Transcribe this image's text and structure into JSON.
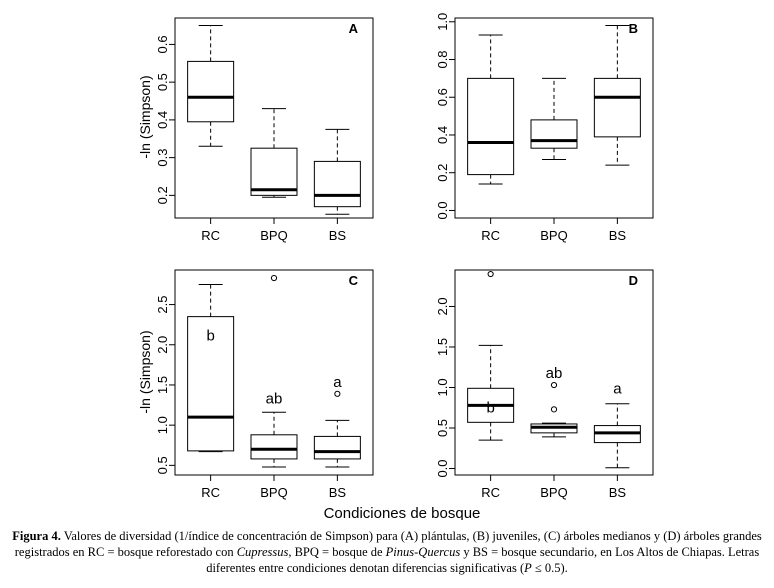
{
  "figure": {
    "y_label": "-ln (Simpson)",
    "x_title": "Condiciones de bosque"
  },
  "caption": {
    "label": "Figura 4.",
    "text_1": "  Valores de diversidad (1/índice de concentración de Simpson) para (A) plántulas, (B) juveniles, (C) árboles medianos y (D) árboles grandes registrados en RC = bosque reforestado con ",
    "italic_1": "Cupressus",
    "text_2": ", BPQ = bosque de ",
    "italic_2": "Pinus-Quercus",
    "text_3": " y BS = bosque secundario, en Los Altos de Chiapas. Letras diferentes entre condiciones denotan diferencias significativas (",
    "italic_3": "P",
    "text_4": " ≤ 0.5)."
  },
  "chart_data": [
    {
      "type": "box",
      "panel": "A",
      "categories": [
        "RC",
        "BPQ",
        "BS"
      ],
      "ylabel": "-ln (Simpson)",
      "yticks": [
        "0.2",
        "0.3",
        "0.4",
        "0.5",
        "0.6"
      ],
      "ylim": [
        0.14,
        0.67
      ],
      "boxes": [
        {
          "min": 0.33,
          "q1": 0.395,
          "median": 0.46,
          "q3": 0.555,
          "max": 0.65,
          "outliers": []
        },
        {
          "min": 0.195,
          "q1": 0.2,
          "median": 0.215,
          "q3": 0.325,
          "max": 0.43,
          "outliers": []
        },
        {
          "min": 0.15,
          "q1": 0.17,
          "median": 0.2,
          "q3": 0.29,
          "max": 0.375,
          "outliers": []
        }
      ],
      "annotations": []
    },
    {
      "type": "box",
      "panel": "B",
      "categories": [
        "RC",
        "BPQ",
        "BS"
      ],
      "ylabel": "",
      "yticks": [
        "0.0",
        "0.2",
        "0.4",
        "0.6",
        "0.8",
        "1.0"
      ],
      "ylim": [
        -0.04,
        1.02
      ],
      "boxes": [
        {
          "min": 0.14,
          "q1": 0.19,
          "median": 0.36,
          "q3": 0.7,
          "max": 0.93,
          "outliers": []
        },
        {
          "min": 0.27,
          "q1": 0.33,
          "median": 0.37,
          "q3": 0.48,
          "max": 0.7,
          "outliers": []
        },
        {
          "min": 0.24,
          "q1": 0.39,
          "median": 0.6,
          "q3": 0.7,
          "max": 0.98,
          "outliers": []
        }
      ],
      "annotations": []
    },
    {
      "type": "box",
      "panel": "C",
      "categories": [
        "RC",
        "BPQ",
        "BS"
      ],
      "ylabel": "-ln (Simpson)",
      "yticks": [
        "0.5",
        "1.0",
        "1.5",
        "2.0",
        "2.5"
      ],
      "ylim": [
        0.38,
        2.93
      ],
      "boxes": [
        {
          "min": 0.67,
          "q1": 0.68,
          "median": 1.1,
          "q3": 2.35,
          "max": 2.75,
          "outliers": []
        },
        {
          "min": 0.48,
          "q1": 0.58,
          "median": 0.7,
          "q3": 0.88,
          "max": 1.16,
          "outliers": [
            2.83
          ]
        },
        {
          "min": 0.48,
          "q1": 0.58,
          "median": 0.67,
          "q3": 0.86,
          "max": 1.06,
          "outliers": [
            1.39
          ]
        }
      ],
      "annotations": [
        "b",
        "ab",
        "a"
      ]
    },
    {
      "type": "box",
      "panel": "D",
      "categories": [
        "RC",
        "BPQ",
        "BS"
      ],
      "ylabel": "",
      "yticks": [
        "0.0",
        "0.5",
        "1.0",
        "1.5",
        "2.0"
      ],
      "ylim": [
        -0.08,
        2.45
      ],
      "boxes": [
        {
          "min": 0.35,
          "q1": 0.57,
          "median": 0.78,
          "q3": 0.99,
          "max": 1.52,
          "outliers": [
            2.4
          ]
        },
        {
          "min": 0.39,
          "q1": 0.44,
          "median": 0.51,
          "q3": 0.55,
          "max": 0.56,
          "outliers": [
            1.03,
            0.73
          ]
        },
        {
          "min": 0.01,
          "q1": 0.32,
          "median": 0.44,
          "q3": 0.53,
          "max": 0.8,
          "outliers": []
        }
      ],
      "annotations": [
        "b",
        "ab",
        "a"
      ]
    }
  ]
}
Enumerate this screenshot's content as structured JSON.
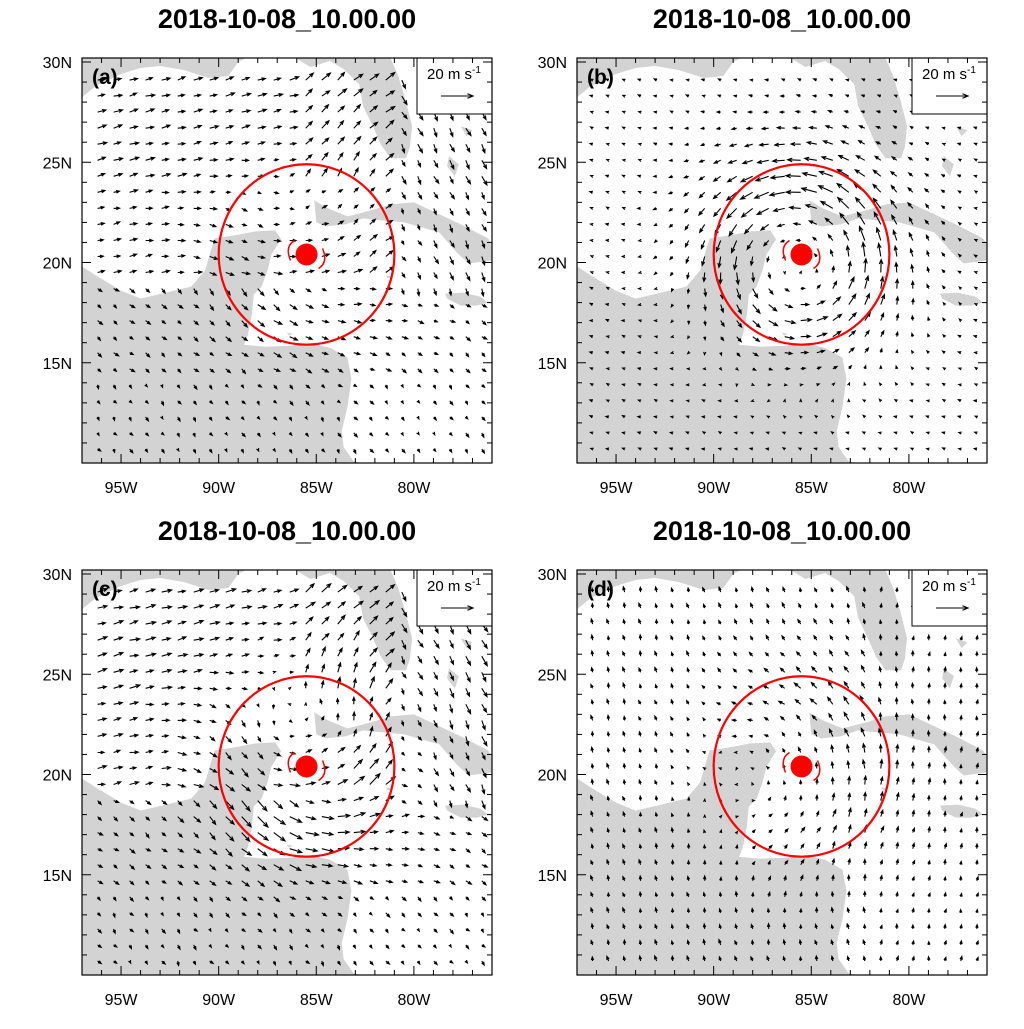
{
  "chart_data": [
    {
      "type": "vector_map",
      "title": "2018-10-08_10.00.00",
      "panel_label": "(a)",
      "reference_vector": {
        "label_main": "20 m s",
        "label_exp": "-1",
        "magnitude_ms": 20
      },
      "x_tick_labels": [
        "95W",
        "90W",
        "85W",
        "80W"
      ],
      "x_tick_values": [
        -95,
        -90,
        -85,
        -80
      ],
      "y_tick_labels": [
        "30N",
        "25N",
        "20N",
        "15N"
      ],
      "y_tick_values": [
        30,
        25,
        20,
        15
      ],
      "lon_range": [
        -97,
        -76
      ],
      "lat_range": [
        10,
        30.2
      ],
      "storm_center": {
        "lon": -85.5,
        "lat": 20.4
      },
      "circle_radius_deg": 4.5,
      "flow": {
        "pattern": "westerly",
        "strength_ms": 9,
        "vortex_ms": 4
      }
    },
    {
      "type": "vector_map",
      "title": "2018-10-08_10.00.00",
      "panel_label": "(b)",
      "reference_vector": {
        "label_main": "20 m s",
        "label_exp": "-1",
        "magnitude_ms": 20
      },
      "x_tick_labels": [
        "95W",
        "90W",
        "85W",
        "80W"
      ],
      "x_tick_values": [
        -95,
        -90,
        -85,
        -80
      ],
      "y_tick_labels": [
        "30N",
        "25N",
        "20N",
        "15N"
      ],
      "y_tick_values": [
        30,
        25,
        20,
        15
      ],
      "lon_range": [
        -97,
        -76
      ],
      "lat_range": [
        10,
        30.2
      ],
      "storm_center": {
        "lon": -85.5,
        "lat": 20.4
      },
      "circle_radius_deg": 4.5,
      "flow": {
        "pattern": "cyclonic",
        "strength_ms": 4,
        "vortex_ms": 14
      }
    },
    {
      "type": "vector_map",
      "title": "2018-10-08_10.00.00",
      "panel_label": "(c)",
      "reference_vector": {
        "label_main": "20 m s",
        "label_exp": "-1",
        "magnitude_ms": 20
      },
      "x_tick_labels": [
        "95W",
        "90W",
        "85W",
        "80W"
      ],
      "x_tick_values": [
        -95,
        -90,
        -85,
        -80
      ],
      "y_tick_labels": [
        "30N",
        "25N",
        "20N",
        "15N"
      ],
      "y_tick_values": [
        30,
        25,
        20,
        15
      ],
      "lon_range": [
        -97,
        -76
      ],
      "lat_range": [
        10,
        30.2
      ],
      "storm_center": {
        "lon": -85.5,
        "lat": 20.4
      },
      "circle_radius_deg": 4.5,
      "flow": {
        "pattern": "westerly",
        "strength_ms": 10,
        "vortex_ms": 9
      }
    },
    {
      "type": "vector_map",
      "title": "2018-10-08_10.00.00",
      "panel_label": "(d)",
      "reference_vector": {
        "label_main": "20 m s",
        "label_exp": "-1",
        "magnitude_ms": 20
      },
      "x_tick_labels": [
        "95W",
        "90W",
        "85W",
        "80W"
      ],
      "x_tick_values": [
        -95,
        -90,
        -85,
        -80
      ],
      "y_tick_labels": [
        "30N",
        "25N",
        "20N",
        "15N"
      ],
      "y_tick_values": [
        30,
        25,
        20,
        15
      ],
      "lon_range": [
        -97,
        -76
      ],
      "lat_range": [
        10,
        30.2
      ],
      "storm_center": {
        "lon": -85.5,
        "lat": 20.4
      },
      "circle_radius_deg": 4.5,
      "flow": {
        "pattern": "northerly",
        "strength_ms": 6,
        "vortex_ms": 5
      }
    }
  ],
  "colors": {
    "land": "#d3d3d3",
    "circle": "#ff0000",
    "arrow": "#000000",
    "frame": "#000000"
  }
}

════

Repeat the data exactly in full, omitting its pictures.

Transcribe this image's text and structure into JSON.
{
  "figure": {
    "y_label": "-ln (Simpson)",
    "x_title": "Condiciones de bosque"
  },
  "caption": {
    "label": "Figura 4.",
    "text_1": "  Valores de diversidad (1/índice de concentración de Simpson) para (A) plántulas, (B) juveniles, (C) árboles medianos y (D) árboles grandes registrados en RC = bosque reforestado con ",
    "italic_1": "Cupressus",
    "text_2": ", BPQ = bosque de ",
    "italic_2": "Pinus-Quercus",
    "text_3": " y BS = bosque secundario, en Los Altos de Chiapas. Letras diferentes entre condiciones denotan diferencias significativas (",
    "italic_3": "P",
    "text_4": " ≤ 0.5)."
  },
  "chart_data": [
    {
      "type": "box",
      "panel": "A",
      "categories": [
        "RC",
        "BPQ",
        "BS"
      ],
      "ylabel": "-ln (Simpson)",
      "yticks": [
        "0.2",
        "0.3",
        "0.4",
        "0.5",
        "0.6"
      ],
      "ylim": [
        0.14,
        0.67
      ],
      "boxes": [
        {
          "min": 0.33,
          "q1": 0.395,
          "median": 0.46,
          "q3": 0.555,
          "max": 0.65,
          "outliers": []
        },
        {
          "min": 0.195,
          "q1": 0.2,
          "median": 0.215,
          "q3": 0.325,
          "max": 0.43,
          "outliers": []
        },
        {
          "min": 0.15,
          "q1": 0.17,
          "median": 0.2,
          "q3": 0.29,
          "max": 0.375,
          "outliers": []
        }
      ],
      "annotations": []
    },
    {
      "type": "box",
      "panel": "B",
      "categories": [
        "RC",
        "BPQ",
        "BS"
      ],
      "ylabel": "",
      "yticks": [
        "0.0",
        "0.2",
        "0.4",
        "0.6",
        "0.8",
        "1.0"
      ],
      "ylim": [
        -0.04,
        1.02
      ],
      "boxes": [
        {
          "min": 0.14,
          "q1": 0.19,
          "median": 0.36,
          "q3": 0.7,
          "max": 0.93,
          "outliers": []
        },
        {
          "min": 0.27,
          "q1": 0.33,
          "median": 0.37,
          "q3": 0.48,
          "max": 0.7,
          "outliers": []
        },
        {
          "min": 0.24,
          "q1": 0.39,
          "median": 0.6,
          "q3": 0.7,
          "max": 0.98,
          "outliers": []
        }
      ],
      "annotations": []
    },
    {
      "type": "box",
      "panel": "C",
      "categories": [
        "RC",
        "BPQ",
        "BS"
      ],
      "ylabel": "-ln (Simpson)",
      "yticks": [
        "0.5",
        "1.0",
        "1.5",
        "2.0",
        "2.5"
      ],
      "ylim": [
        0.38,
        2.93
      ],
      "boxes": [
        {
          "min": 0.67,
          "q1": 0.68,
          "median": 1.1,
          "q3": 2.35,
          "max": 2.75,
          "outliers": []
        },
        {
          "min": 0.48,
          "q1": 0.58,
          "median": 0.7,
          "q3": 0.88,
          "max": 1.16,
          "outliers": [
            2.83
          ]
        },
        {
          "min": 0.48,
          "q1": 0.58,
          "median": 0.67,
          "q3": 0.86,
          "max": 1.06,
          "outliers": [
            1.39
          ]
        }
      ],
      "annotations": [
        "b",
        "ab",
        "a"
      ]
    },
    {
      "type": "box",
      "panel": "D",
      "categories": [
        "RC",
        "BPQ",
        "BS"
      ],
      "ylabel": "",
      "yticks": [
        "0.0",
        "0.5",
        "1.0",
        "1.5",
        "2.0"
      ],
      "ylim": [
        -0.08,
        2.45
      ],
      "boxes": [
        {
          "min": 0.35,
          "q1": 0.57,
          "median": 0.78,
          "q3": 0.99,
          "max": 1.52,
          "outliers": [
            2.4
          ]
        },
        {
          "min": 0.39,
          "q1": 0.44,
          "median": 0.51,
          "q3": 0.55,
          "max": 0.56,
          "outliers": [
            1.03,
            0.73
          ]
        },
        {
          "min": 0.01,
          "q1": 0.32,
          "median": 0.44,
          "q3": 0.53,
          "max": 0.8,
          "outliers": []
        }
      ],
      "annotations": [
        "b",
        "ab",
        "a"
      ]
    }
  ]
}
Enumerate this screenshot's content as structured JSON.
{
  "chart_data": [
    {
      "type": "vector_map",
      "title": "2018-10-08_10.00.00",
      "panel_label": "(a)",
      "reference_vector": {
        "label_main": "20 m s",
        "label_exp": "-1",
        "magnitude_ms": 20
      },
      "x_tick_labels": [
        "95W",
        "90W",
        "85W",
        "80W"
      ],
      "x_tick_values": [
        -95,
        -90,
        -85,
        -80
      ],
      "y_tick_labels": [
        "30N",
        "25N",
        "20N",
        "15N"
      ],
      "y_tick_values": [
        30,
        25,
        20,
        15
      ],
      "lon_range": [
        -97,
        -76
      ],
      "lat_range": [
        10,
        30.2
      ],
      "storm_center": {
        "lon": -85.5,
        "lat": 20.4
      },
      "circle_radius_deg": 4.5,
      "flow": {
        "pattern": "westerly",
        "strength_ms": 9,
        "vortex_ms": 4
      }
    },
    {
      "type": "vector_map",
      "title": "2018-10-08_10.00.00",
      "panel_label": "(b)",
      "reference_vector": {
        "label_main": "20 m s",
        "label_exp": "-1",
        "magnitude_ms": 20
      },
      "x_tick_labels": [
        "95W",
        "90W",
        "85W",
        "80W"
      ],
      "x_tick_values": [
        -95,
        -90,
        -85,
        -80
      ],
      "y_tick_labels": [
        "30N",
        "25N",
        "20N",
        "15N"
      ],
      "y_tick_values": [
        30,
        25,
        20,
        15
      ],
      "lon_range": [
        -97,
        -76
      ],
      "lat_range": [
        10,
        30.2
      ],
      "storm_center": {
        "lon": -85.5,
        "lat": 20.4
      },
      "circle_radius_deg": 4.5,
      "flow": {
        "pattern": "cyclonic",
        "strength_ms": 4,
        "vortex_ms": 14
      }
    },
    {
      "type": "vector_map",
      "title": "2018-10-08_10.00.00",
      "panel_label": "(c)",
      "reference_vector": {
        "label_main": "20 m s",
        "label_exp": "-1",
        "magnitude_ms": 20
      },
      "x_tick_labels": [
        "95W",
        "90W",
        "85W",
        "80W"
      ],
      "x_tick_values": [
        -95,
        -90,
        -85,
        -80
      ],
      "y_tick_labels": [
        "30N",
        "25N",
        "20N",
        "15N"
      ],
      "y_tick_values": [
        30,
        25,
        20,
        15
      ],
      "lon_range": [
        -97,
        -76
      ],
      "lat_range": [
        10,
        30.2
      ],
      "storm_center": {
        "lon": -85.5,
        "lat": 20.4
      },
      "circle_radius_deg": 4.5,
      "flow": {
        "pattern": "westerly",
        "strength_ms": 10,
        "vortex_ms": 9
      }
    },
    {
      "type": "vector_map",
      "title": "2018-10-08_10.00.00",
      "panel_label": "(d)",
      "reference_vector": {
        "label_main": "20 m s",
        "label_exp": "-1",
        "magnitude_ms": 20
      },
      "x_tick_labels": [
        "95W",
        "90W",
        "85W",
        "80W"
      ],
      "x_tick_values": [
        -95,
        -90,
        -85,
        -80
      ],
      "y_tick_labels": [
        "30N",
        "25N",
        "20N",
        "15N"
      ],
      "y_tick_values": [
        30,
        25,
        20,
        15
      ],
      "lon_range": [
        -97,
        -76
      ],
      "lat_range": [
        10,
        30.2
      ],
      "storm_center": {
        "lon": -85.5,
        "lat": 20.4
      },
      "circle_radius_deg": 4.5,
      "flow": {
        "pattern": "northerly",
        "strength_ms": 6,
        "vortex_ms": 5
      }
    }
  ],
  "colors": {
    "land": "#d3d3d3",
    "circle": "#ff0000",
    "arrow": "#000000",
    "frame": "#000000"
  }
}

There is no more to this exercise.